Each record below is to be copied word for word, with pictures removed.

# DATASET ROWS

━━━━━━━━

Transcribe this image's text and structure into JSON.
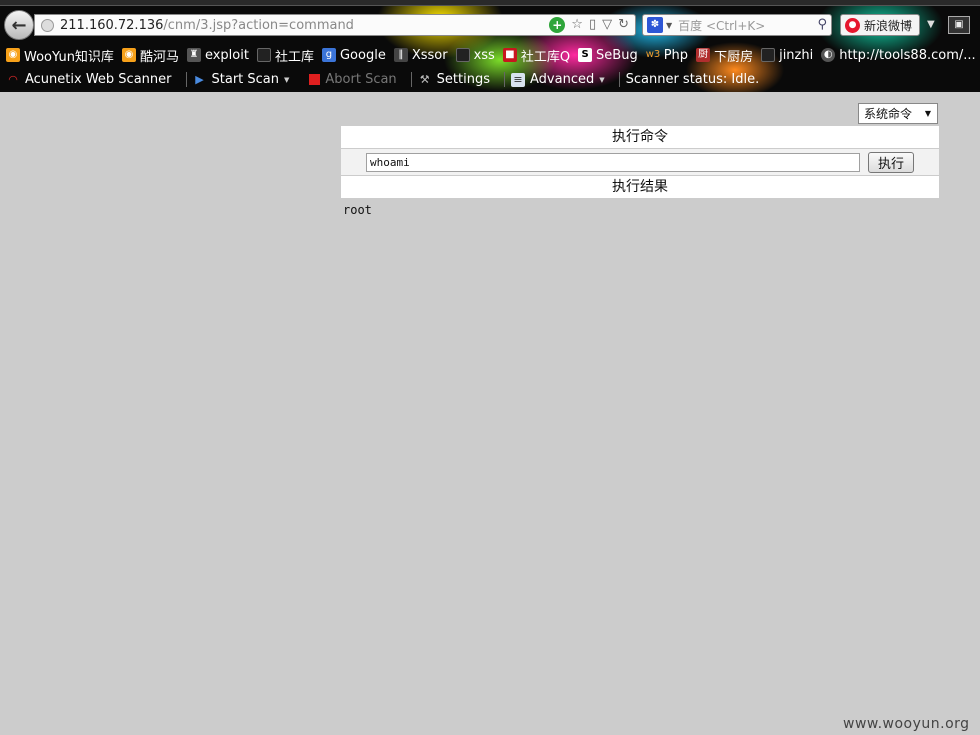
{
  "browser": {
    "url_host": "211.160.72.136",
    "url_path": "/cnm/3.jsp?action=command",
    "search_placeholder": "百度 <Ctrl+K>",
    "weibo_label": "新浪微博"
  },
  "bookmarks": [
    {
      "label": "WooYun知识库",
      "icon": "rss-icon"
    },
    {
      "label": "酷河马",
      "icon": "rss-icon"
    },
    {
      "label": "exploit",
      "icon": "figure-icon"
    },
    {
      "label": "社工库",
      "icon": "page-icon"
    },
    {
      "label": "Google",
      "icon": "google-icon"
    },
    {
      "label": "Xssor",
      "icon": "xssor-icon"
    },
    {
      "label": "xss",
      "icon": "page-icon"
    },
    {
      "label": "社工库Q",
      "icon": "red-icon"
    },
    {
      "label": "SeBug",
      "icon": "sebug-icon"
    },
    {
      "label": "Php",
      "icon": "w3-icon"
    },
    {
      "label": "下厨房",
      "icon": "cook-icon"
    },
    {
      "label": "jinzhi",
      "icon": "page-icon"
    },
    {
      "label": "http://tools88.com/...",
      "icon": "tools-icon"
    }
  ],
  "scanner": {
    "name": "Acunetix Web Scanner",
    "start_scan": "Start Scan",
    "abort_scan": "Abort Scan",
    "settings": "Settings",
    "advanced": "Advanced",
    "status": "Scanner status: Idle."
  },
  "page": {
    "select_value": "系统命令",
    "exec_header": "执行命令",
    "command_value": "whoami",
    "exec_button": "执行",
    "result_header": "执行结果",
    "result_text": "root",
    "watermark": "www.wooyun.org"
  }
}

━━━━━━━━

# TASK RESPONSE
Transcribe this image's text and structure into JSON.
{
  "browser": {
    "url_host": "211.160.72.136",
    "url_path": "/cnm/3.jsp?action=command",
    "search_placeholder": "百度 <Ctrl+K>",
    "weibo_label": "新浪微博"
  },
  "bookmarks": [
    {
      "label": "WooYun知识库",
      "icon": "rss-icon"
    },
    {
      "label": "酷河马",
      "icon": "rss-icon"
    },
    {
      "label": "exploit",
      "icon": "figure-icon"
    },
    {
      "label": "社工库",
      "icon": "page-icon"
    },
    {
      "label": "Google",
      "icon": "google-icon"
    },
    {
      "label": "Xssor",
      "icon": "xssor-icon"
    },
    {
      "label": "xss",
      "icon": "page-icon"
    },
    {
      "label": "社工库Q",
      "icon": "red-icon"
    },
    {
      "label": "SeBug",
      "icon": "sebug-icon"
    },
    {
      "label": "Php",
      "icon": "w3-icon"
    },
    {
      "label": "下厨房",
      "icon": "cook-icon"
    },
    {
      "label": "jinzhi",
      "icon": "page-icon"
    },
    {
      "label": "http://tools88.com/...",
      "icon": "tools-icon"
    }
  ],
  "scanner": {
    "name": "Acunetix Web Scanner",
    "start_scan": "Start Scan",
    "abort_scan": "Abort Scan",
    "settings": "Settings",
    "advanced": "Advanced",
    "status": "Scanner status: Idle."
  },
  "page": {
    "select_value": "系统命令",
    "exec_header": "执行命令",
    "command_value": "whoami",
    "exec_button": "执行",
    "result_header": "执行结果",
    "result_text": "root",
    "watermark": "www.wooyun.org"
  }
}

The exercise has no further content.